** Problem details **
In the material below, find every line with "YEAR" and pull it out.

══ Excerpted data

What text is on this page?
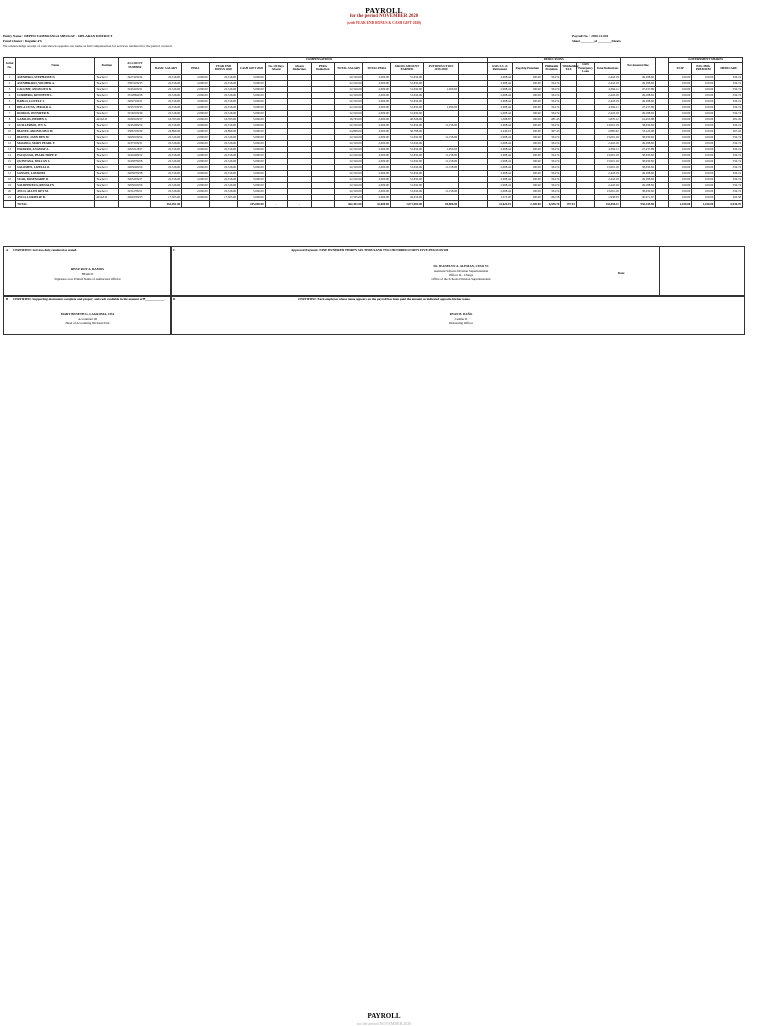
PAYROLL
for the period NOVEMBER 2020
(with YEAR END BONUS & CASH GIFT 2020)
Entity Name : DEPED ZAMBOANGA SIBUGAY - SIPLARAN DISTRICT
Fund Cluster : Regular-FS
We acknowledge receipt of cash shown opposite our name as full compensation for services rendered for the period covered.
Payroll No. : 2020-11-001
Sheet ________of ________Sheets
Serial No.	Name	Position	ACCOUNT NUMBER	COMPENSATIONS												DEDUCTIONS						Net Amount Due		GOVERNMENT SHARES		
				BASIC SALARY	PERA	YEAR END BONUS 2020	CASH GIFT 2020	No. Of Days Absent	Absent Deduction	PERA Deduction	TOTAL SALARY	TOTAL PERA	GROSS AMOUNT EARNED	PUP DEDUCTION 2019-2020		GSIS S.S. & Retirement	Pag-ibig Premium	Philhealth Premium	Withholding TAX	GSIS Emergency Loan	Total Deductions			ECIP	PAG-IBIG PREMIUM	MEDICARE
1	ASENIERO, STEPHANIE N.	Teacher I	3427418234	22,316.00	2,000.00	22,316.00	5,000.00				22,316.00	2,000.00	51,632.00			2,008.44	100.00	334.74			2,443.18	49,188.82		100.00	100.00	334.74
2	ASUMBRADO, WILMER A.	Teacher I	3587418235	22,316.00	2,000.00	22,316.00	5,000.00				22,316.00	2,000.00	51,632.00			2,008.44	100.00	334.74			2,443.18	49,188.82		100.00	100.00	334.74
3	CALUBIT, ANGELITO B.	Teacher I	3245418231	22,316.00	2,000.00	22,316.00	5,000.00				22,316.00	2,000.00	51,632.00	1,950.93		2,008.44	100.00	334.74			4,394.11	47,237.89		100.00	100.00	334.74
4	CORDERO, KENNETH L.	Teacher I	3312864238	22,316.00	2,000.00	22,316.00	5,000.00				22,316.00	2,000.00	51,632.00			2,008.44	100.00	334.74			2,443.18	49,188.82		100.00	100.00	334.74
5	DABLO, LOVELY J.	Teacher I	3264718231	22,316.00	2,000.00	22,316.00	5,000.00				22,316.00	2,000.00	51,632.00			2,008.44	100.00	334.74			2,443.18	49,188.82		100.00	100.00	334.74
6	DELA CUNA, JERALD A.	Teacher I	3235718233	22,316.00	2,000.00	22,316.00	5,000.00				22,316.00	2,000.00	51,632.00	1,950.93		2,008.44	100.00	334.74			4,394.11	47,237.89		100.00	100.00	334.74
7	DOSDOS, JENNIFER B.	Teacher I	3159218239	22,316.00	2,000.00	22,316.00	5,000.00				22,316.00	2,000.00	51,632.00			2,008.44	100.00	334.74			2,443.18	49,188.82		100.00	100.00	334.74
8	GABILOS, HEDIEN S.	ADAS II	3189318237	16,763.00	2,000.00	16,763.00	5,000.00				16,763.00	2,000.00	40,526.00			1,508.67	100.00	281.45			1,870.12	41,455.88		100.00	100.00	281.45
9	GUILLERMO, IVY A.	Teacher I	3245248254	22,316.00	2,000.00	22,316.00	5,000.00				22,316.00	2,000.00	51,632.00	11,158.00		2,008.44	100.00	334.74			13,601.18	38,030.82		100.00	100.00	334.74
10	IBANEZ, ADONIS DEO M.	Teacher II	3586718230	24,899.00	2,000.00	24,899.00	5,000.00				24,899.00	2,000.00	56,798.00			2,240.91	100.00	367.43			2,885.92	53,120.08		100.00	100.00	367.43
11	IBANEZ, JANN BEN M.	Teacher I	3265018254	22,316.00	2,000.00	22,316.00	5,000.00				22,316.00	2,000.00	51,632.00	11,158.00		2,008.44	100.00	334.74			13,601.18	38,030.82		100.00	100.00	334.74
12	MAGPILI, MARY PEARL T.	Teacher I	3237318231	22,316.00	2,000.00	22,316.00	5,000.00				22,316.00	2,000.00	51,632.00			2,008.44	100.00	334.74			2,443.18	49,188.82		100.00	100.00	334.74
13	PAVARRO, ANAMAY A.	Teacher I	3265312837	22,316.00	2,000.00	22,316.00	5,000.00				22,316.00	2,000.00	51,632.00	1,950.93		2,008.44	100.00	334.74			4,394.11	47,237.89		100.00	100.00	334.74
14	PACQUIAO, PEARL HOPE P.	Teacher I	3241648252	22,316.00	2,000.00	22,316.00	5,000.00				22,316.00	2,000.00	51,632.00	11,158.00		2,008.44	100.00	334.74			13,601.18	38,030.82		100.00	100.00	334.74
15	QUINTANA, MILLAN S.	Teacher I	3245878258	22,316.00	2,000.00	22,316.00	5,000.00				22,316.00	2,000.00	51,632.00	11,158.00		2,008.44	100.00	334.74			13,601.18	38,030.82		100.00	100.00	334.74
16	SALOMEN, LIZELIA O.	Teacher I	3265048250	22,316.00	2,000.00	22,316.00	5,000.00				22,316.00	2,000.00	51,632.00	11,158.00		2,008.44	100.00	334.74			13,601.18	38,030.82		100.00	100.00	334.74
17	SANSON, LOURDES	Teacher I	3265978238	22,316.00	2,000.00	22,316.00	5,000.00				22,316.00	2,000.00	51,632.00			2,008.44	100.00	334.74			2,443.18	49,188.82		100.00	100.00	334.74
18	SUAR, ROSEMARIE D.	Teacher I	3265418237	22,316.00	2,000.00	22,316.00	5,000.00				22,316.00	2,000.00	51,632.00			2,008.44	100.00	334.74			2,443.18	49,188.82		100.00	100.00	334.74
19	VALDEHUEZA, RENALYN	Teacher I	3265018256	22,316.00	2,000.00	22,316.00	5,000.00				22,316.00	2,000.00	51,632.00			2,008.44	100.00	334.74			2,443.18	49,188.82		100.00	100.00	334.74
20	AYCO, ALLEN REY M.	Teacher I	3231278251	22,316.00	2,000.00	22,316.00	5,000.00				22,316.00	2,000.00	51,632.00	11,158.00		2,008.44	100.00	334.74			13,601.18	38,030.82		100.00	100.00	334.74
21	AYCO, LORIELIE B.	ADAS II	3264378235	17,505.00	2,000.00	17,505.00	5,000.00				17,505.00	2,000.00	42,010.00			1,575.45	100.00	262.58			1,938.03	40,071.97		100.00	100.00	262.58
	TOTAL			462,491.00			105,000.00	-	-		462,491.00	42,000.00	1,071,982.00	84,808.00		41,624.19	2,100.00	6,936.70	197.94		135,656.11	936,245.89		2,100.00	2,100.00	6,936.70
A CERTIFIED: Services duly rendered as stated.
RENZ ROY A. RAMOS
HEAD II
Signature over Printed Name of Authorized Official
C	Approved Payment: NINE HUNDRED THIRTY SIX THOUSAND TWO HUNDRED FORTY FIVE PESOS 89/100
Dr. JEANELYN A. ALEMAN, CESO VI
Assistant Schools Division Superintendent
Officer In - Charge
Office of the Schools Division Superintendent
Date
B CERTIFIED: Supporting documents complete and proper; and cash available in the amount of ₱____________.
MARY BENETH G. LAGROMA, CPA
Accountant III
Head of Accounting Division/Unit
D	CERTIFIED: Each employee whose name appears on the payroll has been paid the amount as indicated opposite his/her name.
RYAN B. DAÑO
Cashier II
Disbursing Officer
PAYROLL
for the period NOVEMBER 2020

════

** Result of this task **
(with YEAR END BONUS & CASH GIFT 2020)
				BASIC SALARY	PERA	YEAR END BONUS 2020	CASH GIFT 2020	No. Of Days Absent	Absent Deduction	PERA Deduction	TOTAL SALARY	TOTAL PERA	GROSS AMOUNT EARNED	PUP DEDUCTION 2019-2020		GSIS S.S. & Retirement	Pag-ibig Premium	Philhealth Premium	Withholding TAX	GSIS Emergency Loan	Total Deductions			ECIP	PAG-IBIG PREMIUM	MEDICARE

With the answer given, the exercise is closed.